▶ _WHAT IS EXPECTED_
Transcribe all the records exactly and omit any images they hold.
================
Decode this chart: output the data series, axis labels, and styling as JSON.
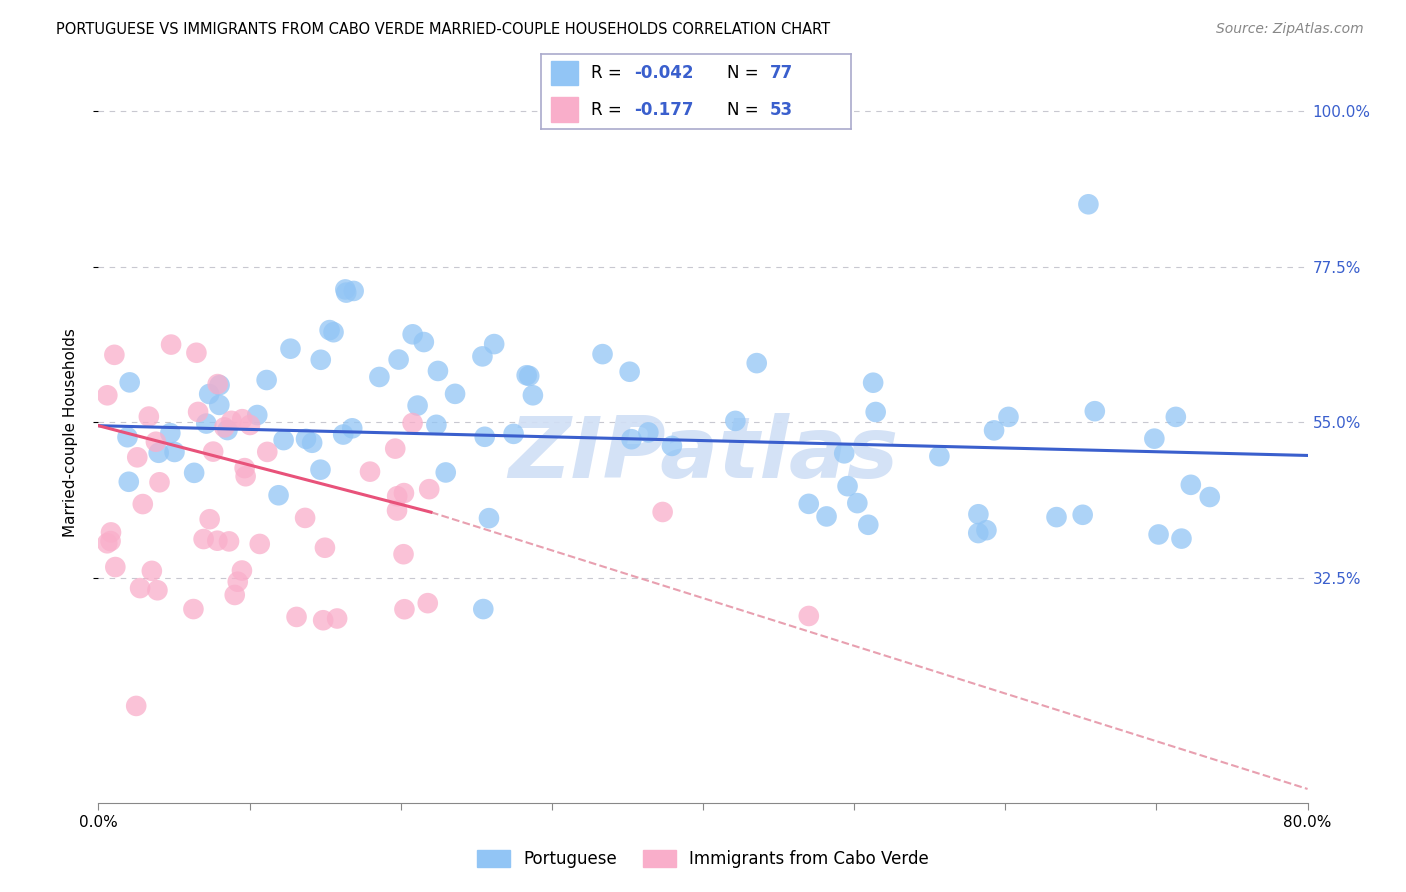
{
  "title": "PORTUGUESE VS IMMIGRANTS FROM CABO VERDE MARRIED-COUPLE HOUSEHOLDS CORRELATION CHART",
  "source": "Source: ZipAtlas.com",
  "ylabel": "Married-couple Households",
  "R1": -0.042,
  "N1": 77,
  "R2": -0.177,
  "N2": 53,
  "color_blue": "#92C5F5",
  "color_pink": "#F9AECA",
  "line_blue": "#3A5FCD",
  "line_pink": "#E8527A",
  "line_dashed_color": "#E8A0B0",
  "text_blue": "#3A5FCD",
  "legend1_label": "Portuguese",
  "legend2_label": "Immigrants from Cabo Verde",
  "watermark_color": "#D0DFF5",
  "grid_color": "#C8C8D0",
  "background": "#FFFFFF",
  "xlim": [
    0.0,
    0.8
  ],
  "ylim": [
    0.0,
    1.07
  ],
  "ytick_positions": [
    0.325,
    0.55,
    0.775,
    1.0
  ],
  "ytick_labels": [
    "32.5%",
    "55.0%",
    "77.5%",
    "100.0%"
  ],
  "blue_line_start_y": 0.545,
  "blue_line_end_y": 0.502,
  "pink_line_start_y": 0.545,
  "pink_line_solid_end_x": 0.22,
  "pink_line_solid_end_y": 0.42,
  "pink_line_dash_end_x": 0.8,
  "pink_line_dash_end_y": 0.02
}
================
▶ _RESULT_
Decode this chart: output the data series, axis labels, and styling as JSON.
{
  "title": "PORTUGUESE VS IMMIGRANTS FROM CABO VERDE MARRIED-COUPLE HOUSEHOLDS CORRELATION CHART",
  "source": "Source: ZipAtlas.com",
  "ylabel": "Married-couple Households",
  "R1": -0.042,
  "N1": 77,
  "R2": -0.177,
  "N2": 53,
  "color_blue": "#92C5F5",
  "color_pink": "#F9AECA",
  "line_blue": "#3A5FCD",
  "line_pink": "#E8527A",
  "line_dashed_color": "#E8A0B0",
  "text_blue": "#3A5FCD",
  "legend1_label": "Portuguese",
  "legend2_label": "Immigrants from Cabo Verde",
  "watermark_color": "#D0DFF5",
  "grid_color": "#C8C8D0",
  "background": "#FFFFFF",
  "xlim": [
    0.0,
    0.8
  ],
  "ylim": [
    0.0,
    1.07
  ],
  "ytick_positions": [
    0.325,
    0.55,
    0.775,
    1.0
  ],
  "ytick_labels": [
    "32.5%",
    "55.0%",
    "77.5%",
    "100.0%"
  ],
  "blue_line_start_y": 0.545,
  "blue_line_end_y": 0.502,
  "pink_line_start_y": 0.545,
  "pink_line_solid_end_x": 0.22,
  "pink_line_solid_end_y": 0.42,
  "pink_line_dash_end_x": 0.8,
  "pink_line_dash_end_y": 0.02
}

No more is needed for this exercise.